_Exercise requirements_
Gather up every line from the entries below that uses the word "JSON".

_Given records_

┄┄┄┄┄┄┄┄┄┄┄┄┄┄┄┄┄┄┄┄

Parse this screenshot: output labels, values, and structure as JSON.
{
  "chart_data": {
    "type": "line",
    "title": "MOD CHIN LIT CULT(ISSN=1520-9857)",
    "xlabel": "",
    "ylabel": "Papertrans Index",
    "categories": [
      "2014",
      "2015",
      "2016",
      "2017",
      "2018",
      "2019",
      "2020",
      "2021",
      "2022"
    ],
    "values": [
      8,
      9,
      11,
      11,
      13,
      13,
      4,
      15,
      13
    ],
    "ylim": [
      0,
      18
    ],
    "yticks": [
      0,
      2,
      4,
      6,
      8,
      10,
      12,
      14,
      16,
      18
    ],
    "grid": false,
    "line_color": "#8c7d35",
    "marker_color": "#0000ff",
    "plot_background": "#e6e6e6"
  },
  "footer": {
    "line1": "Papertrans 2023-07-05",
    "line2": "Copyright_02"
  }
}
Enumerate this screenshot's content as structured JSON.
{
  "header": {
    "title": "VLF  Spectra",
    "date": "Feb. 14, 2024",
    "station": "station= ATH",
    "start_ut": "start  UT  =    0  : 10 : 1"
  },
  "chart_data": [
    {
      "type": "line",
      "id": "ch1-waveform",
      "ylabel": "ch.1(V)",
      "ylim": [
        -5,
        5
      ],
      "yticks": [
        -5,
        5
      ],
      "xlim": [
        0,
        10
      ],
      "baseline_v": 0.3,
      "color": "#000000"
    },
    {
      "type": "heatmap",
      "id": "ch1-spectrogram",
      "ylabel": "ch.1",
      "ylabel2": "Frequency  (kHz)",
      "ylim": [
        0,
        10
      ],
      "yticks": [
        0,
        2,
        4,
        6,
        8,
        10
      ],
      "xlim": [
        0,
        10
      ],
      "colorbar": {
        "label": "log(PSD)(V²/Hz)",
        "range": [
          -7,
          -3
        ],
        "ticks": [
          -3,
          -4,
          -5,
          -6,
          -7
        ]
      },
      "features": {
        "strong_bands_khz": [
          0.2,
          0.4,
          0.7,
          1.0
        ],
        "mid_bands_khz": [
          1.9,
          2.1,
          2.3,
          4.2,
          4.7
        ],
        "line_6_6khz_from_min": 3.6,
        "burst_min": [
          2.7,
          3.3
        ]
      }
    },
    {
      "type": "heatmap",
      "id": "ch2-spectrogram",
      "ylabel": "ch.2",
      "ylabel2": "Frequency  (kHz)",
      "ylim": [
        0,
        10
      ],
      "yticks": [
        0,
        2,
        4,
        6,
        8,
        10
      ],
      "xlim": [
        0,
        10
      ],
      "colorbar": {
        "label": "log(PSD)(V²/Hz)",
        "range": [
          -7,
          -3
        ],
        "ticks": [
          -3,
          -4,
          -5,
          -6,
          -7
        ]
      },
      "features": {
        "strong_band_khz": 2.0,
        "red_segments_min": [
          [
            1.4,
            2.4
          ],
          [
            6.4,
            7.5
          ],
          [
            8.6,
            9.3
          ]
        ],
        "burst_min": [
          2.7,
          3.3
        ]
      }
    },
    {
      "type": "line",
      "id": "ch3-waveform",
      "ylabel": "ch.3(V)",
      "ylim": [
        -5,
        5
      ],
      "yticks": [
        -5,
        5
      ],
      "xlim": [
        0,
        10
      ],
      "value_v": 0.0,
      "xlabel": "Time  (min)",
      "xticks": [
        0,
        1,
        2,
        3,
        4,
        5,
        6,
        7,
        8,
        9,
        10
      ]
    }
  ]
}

┄┄┄┄┄┄┄┄┄┄┄┄┄┄┄┄┄┄┄┄

_Answer to the problem_
Parse this screenshot: output labels, values, and structure as JSON.
Enumerate this screenshot's content as structured JSON.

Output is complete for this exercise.